PROBLEM DETAILS
Copy the lines holding the word "hará", all of them.

RECORD EXCERPTS
* START *
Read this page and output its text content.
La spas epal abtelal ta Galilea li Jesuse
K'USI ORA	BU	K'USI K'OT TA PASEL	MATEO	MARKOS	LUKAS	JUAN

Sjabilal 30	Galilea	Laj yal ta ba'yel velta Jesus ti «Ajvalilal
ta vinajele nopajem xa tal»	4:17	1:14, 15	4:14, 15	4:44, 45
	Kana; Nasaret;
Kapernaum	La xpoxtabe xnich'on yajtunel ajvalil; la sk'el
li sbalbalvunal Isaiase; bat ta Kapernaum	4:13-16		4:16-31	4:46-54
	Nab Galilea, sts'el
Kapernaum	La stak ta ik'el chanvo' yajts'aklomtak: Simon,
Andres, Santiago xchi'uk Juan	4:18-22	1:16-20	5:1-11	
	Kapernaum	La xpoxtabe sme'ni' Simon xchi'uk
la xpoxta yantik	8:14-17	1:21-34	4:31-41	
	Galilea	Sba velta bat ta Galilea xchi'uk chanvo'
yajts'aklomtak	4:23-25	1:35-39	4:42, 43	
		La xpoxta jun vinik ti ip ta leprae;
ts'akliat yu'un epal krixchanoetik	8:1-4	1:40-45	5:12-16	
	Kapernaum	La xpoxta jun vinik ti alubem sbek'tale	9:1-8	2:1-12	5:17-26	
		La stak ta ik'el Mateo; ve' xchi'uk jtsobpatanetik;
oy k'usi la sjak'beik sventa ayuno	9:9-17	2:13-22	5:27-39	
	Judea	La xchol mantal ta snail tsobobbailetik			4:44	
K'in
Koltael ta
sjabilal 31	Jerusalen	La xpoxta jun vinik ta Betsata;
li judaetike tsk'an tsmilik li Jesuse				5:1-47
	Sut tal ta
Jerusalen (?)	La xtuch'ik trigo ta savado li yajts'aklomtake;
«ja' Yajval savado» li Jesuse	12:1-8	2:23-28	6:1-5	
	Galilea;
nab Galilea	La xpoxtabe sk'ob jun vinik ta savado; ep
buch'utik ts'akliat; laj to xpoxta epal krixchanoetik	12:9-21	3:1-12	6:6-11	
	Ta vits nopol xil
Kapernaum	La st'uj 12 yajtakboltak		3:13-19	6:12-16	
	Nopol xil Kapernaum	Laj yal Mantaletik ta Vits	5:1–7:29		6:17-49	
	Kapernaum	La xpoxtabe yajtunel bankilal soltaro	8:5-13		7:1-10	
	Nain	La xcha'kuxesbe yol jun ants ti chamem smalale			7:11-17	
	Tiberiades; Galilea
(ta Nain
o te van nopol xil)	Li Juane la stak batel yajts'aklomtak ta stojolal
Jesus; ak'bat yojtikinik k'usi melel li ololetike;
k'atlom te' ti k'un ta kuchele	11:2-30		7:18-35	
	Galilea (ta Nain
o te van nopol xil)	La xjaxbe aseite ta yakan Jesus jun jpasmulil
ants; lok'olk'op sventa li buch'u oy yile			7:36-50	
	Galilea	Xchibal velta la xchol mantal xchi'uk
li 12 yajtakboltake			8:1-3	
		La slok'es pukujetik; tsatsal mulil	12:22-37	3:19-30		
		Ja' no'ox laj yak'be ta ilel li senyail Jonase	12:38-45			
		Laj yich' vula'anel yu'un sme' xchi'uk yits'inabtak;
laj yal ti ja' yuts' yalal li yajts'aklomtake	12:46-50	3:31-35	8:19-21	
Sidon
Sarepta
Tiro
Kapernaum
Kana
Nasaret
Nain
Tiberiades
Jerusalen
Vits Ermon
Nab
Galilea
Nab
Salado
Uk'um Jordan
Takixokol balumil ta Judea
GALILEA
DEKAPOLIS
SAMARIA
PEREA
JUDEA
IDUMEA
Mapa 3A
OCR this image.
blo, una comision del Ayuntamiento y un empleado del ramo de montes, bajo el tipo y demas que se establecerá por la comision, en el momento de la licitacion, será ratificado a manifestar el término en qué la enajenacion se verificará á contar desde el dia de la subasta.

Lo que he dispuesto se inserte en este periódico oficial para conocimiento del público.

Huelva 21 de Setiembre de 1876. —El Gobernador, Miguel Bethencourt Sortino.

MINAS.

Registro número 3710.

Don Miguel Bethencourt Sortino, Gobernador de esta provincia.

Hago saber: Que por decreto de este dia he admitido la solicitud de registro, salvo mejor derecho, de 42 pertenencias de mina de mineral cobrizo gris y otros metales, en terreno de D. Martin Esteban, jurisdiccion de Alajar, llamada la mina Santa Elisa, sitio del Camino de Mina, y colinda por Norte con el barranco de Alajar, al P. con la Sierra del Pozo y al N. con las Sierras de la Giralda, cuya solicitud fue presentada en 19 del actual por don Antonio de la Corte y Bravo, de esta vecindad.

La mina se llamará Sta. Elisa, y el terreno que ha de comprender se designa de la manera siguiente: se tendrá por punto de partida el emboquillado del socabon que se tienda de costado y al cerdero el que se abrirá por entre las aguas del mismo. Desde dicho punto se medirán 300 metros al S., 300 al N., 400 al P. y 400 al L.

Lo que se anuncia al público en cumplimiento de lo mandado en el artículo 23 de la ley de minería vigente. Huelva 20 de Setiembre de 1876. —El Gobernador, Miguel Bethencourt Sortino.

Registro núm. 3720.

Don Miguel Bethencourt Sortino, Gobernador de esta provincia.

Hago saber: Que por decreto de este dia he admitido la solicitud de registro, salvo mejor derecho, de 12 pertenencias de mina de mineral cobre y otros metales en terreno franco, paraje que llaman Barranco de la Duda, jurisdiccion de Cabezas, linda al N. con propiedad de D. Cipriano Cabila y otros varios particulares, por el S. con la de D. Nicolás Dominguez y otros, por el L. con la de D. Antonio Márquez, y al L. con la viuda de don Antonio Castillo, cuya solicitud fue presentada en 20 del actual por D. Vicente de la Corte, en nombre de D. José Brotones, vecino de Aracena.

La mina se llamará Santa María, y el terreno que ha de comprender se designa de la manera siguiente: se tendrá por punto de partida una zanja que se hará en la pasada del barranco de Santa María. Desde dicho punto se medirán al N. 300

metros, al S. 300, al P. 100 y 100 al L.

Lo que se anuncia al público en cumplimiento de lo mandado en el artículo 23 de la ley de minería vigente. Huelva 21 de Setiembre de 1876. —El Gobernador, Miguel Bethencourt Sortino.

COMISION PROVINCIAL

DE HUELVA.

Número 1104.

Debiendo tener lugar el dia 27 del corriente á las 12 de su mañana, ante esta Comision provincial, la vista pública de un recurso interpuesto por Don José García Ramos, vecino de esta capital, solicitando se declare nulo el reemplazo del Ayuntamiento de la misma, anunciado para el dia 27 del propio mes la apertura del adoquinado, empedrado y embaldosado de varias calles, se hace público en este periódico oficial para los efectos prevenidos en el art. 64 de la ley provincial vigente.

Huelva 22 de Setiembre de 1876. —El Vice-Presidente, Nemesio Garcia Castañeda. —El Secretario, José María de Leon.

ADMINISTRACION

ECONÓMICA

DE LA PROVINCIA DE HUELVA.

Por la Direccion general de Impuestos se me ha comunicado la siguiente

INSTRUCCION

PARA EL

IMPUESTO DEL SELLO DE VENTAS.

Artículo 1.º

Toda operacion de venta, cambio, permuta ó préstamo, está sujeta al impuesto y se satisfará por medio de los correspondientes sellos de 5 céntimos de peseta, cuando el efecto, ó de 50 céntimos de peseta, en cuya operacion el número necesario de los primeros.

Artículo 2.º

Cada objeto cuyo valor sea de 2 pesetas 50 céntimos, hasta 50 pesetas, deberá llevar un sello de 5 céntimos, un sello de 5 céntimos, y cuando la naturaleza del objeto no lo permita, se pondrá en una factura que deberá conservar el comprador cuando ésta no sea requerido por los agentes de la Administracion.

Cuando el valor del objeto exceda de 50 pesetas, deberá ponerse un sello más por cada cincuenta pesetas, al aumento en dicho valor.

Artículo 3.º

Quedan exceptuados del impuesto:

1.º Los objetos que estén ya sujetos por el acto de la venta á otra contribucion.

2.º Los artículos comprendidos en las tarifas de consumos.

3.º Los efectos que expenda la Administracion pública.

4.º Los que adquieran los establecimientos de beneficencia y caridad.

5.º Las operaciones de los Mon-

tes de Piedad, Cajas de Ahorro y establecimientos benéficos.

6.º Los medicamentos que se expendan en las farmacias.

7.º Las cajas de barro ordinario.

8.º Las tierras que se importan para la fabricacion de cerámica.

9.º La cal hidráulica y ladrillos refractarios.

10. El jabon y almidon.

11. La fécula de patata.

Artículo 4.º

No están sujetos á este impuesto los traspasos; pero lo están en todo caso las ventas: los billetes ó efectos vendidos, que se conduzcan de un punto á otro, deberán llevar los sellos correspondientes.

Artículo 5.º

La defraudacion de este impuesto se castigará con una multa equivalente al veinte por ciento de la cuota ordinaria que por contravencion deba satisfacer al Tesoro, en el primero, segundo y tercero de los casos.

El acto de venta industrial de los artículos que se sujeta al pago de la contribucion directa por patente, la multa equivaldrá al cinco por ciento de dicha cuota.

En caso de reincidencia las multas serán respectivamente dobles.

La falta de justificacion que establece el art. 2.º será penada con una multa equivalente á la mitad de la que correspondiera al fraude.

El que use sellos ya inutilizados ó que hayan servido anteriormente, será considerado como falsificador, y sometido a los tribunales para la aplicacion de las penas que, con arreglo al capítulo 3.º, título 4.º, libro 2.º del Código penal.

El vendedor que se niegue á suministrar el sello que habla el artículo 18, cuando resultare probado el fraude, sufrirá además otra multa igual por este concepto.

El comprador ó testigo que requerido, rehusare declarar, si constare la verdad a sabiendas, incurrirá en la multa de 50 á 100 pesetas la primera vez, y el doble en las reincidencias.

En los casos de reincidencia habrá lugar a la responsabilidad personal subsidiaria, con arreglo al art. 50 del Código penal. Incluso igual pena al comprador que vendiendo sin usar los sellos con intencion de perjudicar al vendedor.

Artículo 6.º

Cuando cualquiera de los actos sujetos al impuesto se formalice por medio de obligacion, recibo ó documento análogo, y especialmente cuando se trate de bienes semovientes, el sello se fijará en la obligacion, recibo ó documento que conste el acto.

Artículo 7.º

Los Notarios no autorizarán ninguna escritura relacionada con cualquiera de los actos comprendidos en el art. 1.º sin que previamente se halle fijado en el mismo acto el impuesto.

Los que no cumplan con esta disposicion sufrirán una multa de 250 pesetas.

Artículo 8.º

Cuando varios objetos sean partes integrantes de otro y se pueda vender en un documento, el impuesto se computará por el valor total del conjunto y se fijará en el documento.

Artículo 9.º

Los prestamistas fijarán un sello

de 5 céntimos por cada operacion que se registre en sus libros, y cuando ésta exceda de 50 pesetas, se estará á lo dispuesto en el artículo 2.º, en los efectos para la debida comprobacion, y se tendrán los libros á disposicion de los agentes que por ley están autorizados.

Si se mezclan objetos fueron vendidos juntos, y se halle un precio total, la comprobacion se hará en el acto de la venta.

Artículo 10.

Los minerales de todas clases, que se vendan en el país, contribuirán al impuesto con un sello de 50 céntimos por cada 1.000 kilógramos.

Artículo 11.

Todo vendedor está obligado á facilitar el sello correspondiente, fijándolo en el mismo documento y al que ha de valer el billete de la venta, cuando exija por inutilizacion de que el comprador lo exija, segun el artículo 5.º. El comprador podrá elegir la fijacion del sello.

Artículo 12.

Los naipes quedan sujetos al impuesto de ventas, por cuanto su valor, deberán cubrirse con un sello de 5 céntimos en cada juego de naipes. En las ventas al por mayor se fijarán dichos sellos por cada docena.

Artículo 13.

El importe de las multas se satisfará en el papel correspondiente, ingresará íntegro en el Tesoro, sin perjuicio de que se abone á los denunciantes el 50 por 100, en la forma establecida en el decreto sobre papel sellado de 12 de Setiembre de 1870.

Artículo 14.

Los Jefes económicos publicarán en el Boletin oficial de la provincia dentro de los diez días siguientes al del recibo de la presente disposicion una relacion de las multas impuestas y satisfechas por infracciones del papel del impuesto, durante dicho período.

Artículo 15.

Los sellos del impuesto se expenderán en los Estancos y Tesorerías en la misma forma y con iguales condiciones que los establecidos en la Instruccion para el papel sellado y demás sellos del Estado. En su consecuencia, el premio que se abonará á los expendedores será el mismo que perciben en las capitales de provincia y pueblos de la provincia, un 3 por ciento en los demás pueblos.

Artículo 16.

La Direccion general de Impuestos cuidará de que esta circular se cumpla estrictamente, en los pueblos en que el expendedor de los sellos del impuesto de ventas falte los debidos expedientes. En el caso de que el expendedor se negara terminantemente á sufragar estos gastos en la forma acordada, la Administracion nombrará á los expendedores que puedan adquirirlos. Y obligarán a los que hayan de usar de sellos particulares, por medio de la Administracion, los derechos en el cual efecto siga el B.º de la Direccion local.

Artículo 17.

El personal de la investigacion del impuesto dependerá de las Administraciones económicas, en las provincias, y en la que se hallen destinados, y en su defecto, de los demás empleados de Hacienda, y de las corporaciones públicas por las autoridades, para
* END *
REPLY
La mina se llamará Santa María, y el terreno que ha de comprender se designa de la manera siguiente: se tendrá por punto de partida una zanja que se hará en la pasada del barranco de Santa María. Desde dicho punto se medirán al N. 300
Si se mezclan objetos fueron vendidos juntos, y se halle un precio total, la comprobacion se hará en el acto de la venta.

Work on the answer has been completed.